Show each line that has the string "sender" in it.

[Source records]
━━━━━━
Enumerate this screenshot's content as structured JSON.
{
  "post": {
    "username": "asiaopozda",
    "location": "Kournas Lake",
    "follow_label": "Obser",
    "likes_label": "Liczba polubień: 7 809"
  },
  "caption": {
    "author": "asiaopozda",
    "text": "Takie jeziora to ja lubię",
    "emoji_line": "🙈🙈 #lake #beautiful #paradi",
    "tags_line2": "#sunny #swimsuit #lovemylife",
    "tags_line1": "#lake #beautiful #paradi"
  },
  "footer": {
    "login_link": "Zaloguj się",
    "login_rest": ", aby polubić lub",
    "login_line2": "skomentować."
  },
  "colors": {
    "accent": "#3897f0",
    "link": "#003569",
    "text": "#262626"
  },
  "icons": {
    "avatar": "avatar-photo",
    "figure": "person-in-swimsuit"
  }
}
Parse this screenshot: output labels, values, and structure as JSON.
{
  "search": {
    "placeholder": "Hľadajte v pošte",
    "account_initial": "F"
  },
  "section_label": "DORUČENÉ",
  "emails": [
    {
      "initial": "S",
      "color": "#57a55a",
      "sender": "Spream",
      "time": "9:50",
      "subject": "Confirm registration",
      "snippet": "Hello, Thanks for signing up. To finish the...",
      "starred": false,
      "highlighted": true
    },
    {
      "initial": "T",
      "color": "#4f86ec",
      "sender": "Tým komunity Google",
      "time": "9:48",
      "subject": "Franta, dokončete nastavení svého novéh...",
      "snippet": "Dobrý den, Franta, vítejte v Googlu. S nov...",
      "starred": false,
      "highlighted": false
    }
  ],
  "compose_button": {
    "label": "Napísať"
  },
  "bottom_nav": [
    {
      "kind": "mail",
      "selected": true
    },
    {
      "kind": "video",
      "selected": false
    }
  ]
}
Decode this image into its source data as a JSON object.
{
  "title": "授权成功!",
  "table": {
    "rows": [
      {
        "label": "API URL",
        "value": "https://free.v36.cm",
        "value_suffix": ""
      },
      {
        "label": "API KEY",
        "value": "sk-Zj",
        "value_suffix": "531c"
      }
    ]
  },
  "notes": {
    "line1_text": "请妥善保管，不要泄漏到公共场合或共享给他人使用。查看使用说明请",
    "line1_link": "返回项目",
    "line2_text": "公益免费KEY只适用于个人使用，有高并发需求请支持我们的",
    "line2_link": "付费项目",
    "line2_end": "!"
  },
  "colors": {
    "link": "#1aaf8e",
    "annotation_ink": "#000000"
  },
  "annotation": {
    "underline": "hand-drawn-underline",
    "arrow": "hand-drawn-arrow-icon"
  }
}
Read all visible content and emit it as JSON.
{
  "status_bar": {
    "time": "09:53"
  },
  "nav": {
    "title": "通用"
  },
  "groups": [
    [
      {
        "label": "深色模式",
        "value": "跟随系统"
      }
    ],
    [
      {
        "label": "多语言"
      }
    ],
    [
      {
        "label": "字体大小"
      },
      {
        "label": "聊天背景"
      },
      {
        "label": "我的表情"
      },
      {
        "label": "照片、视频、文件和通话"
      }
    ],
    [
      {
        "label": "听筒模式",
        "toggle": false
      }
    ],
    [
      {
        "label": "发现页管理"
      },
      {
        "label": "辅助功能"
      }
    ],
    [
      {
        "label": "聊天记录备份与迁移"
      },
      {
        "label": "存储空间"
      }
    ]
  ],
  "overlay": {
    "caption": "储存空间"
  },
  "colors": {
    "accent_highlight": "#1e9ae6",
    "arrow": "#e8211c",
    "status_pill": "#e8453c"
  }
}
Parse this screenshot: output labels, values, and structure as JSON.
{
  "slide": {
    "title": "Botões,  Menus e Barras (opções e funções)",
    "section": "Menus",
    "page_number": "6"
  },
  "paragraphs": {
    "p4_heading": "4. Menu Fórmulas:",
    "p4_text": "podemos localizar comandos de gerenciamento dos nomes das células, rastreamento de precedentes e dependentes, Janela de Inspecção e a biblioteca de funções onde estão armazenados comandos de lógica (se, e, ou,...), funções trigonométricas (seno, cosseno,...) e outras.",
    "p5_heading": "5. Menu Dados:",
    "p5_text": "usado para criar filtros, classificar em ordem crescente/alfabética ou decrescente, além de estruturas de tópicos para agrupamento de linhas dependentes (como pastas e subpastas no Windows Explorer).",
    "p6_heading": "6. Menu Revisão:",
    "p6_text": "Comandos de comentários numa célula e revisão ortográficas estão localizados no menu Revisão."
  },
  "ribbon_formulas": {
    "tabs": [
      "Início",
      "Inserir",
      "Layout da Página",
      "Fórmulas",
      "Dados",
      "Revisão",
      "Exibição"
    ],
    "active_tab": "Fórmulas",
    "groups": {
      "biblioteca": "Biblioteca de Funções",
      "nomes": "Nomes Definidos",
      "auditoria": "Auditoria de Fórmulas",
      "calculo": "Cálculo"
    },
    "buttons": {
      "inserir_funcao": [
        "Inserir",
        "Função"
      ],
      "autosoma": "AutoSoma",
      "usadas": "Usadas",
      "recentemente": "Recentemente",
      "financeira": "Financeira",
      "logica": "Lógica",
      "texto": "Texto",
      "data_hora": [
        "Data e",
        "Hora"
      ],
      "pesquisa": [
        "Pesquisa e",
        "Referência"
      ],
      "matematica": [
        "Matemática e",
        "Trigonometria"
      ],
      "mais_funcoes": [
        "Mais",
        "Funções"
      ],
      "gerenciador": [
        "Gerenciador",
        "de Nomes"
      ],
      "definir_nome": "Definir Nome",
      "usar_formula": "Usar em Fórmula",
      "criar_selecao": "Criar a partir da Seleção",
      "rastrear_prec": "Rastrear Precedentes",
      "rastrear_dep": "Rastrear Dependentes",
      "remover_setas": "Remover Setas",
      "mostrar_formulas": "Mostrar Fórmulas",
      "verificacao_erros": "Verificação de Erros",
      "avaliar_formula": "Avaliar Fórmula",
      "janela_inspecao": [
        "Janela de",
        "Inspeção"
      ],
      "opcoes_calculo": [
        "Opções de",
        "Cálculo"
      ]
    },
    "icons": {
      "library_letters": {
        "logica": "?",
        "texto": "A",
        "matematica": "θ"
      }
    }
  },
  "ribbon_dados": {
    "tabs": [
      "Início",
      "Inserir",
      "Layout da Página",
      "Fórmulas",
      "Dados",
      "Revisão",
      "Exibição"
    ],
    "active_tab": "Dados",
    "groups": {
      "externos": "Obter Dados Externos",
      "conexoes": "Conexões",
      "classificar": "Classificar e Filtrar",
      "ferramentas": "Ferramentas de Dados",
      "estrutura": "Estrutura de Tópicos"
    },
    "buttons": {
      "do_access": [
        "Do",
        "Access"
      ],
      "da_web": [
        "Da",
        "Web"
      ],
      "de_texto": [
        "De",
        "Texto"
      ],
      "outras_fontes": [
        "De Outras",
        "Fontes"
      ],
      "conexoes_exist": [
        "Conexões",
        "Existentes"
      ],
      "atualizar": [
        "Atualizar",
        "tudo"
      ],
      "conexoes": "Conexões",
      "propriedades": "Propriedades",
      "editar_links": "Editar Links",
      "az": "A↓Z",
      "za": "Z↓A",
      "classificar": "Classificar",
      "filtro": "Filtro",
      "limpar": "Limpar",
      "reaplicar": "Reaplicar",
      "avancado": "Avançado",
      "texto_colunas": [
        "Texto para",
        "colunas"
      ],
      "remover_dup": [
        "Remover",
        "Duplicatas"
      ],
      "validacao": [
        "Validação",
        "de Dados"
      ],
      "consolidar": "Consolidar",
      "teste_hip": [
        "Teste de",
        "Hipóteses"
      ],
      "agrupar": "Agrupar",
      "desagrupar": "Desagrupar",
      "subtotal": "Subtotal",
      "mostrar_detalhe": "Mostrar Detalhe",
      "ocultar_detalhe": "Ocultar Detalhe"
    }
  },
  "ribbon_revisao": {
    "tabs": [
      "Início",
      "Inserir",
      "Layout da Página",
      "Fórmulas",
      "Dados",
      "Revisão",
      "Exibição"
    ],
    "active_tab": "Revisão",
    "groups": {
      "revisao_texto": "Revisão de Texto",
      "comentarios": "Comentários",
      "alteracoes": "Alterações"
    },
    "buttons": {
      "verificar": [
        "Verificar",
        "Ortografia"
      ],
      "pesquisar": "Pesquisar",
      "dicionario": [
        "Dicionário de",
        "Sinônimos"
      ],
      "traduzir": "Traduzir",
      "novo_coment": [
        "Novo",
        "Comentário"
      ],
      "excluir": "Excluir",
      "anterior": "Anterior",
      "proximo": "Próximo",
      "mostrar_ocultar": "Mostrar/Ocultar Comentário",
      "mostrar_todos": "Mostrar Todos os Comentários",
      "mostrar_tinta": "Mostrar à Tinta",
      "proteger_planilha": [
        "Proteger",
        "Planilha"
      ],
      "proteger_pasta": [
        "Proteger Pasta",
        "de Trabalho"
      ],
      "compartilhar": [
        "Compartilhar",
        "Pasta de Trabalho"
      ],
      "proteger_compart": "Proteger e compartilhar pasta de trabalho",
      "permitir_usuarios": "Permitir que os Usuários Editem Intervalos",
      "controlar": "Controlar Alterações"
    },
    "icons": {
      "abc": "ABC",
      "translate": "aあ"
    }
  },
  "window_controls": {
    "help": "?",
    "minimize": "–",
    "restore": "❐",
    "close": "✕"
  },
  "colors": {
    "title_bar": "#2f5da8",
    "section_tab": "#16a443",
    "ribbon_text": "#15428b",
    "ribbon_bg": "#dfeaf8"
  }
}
━━━━━━
● **Response below**:
      "sender": "Spream",
      "sender": "Tým komunity Google",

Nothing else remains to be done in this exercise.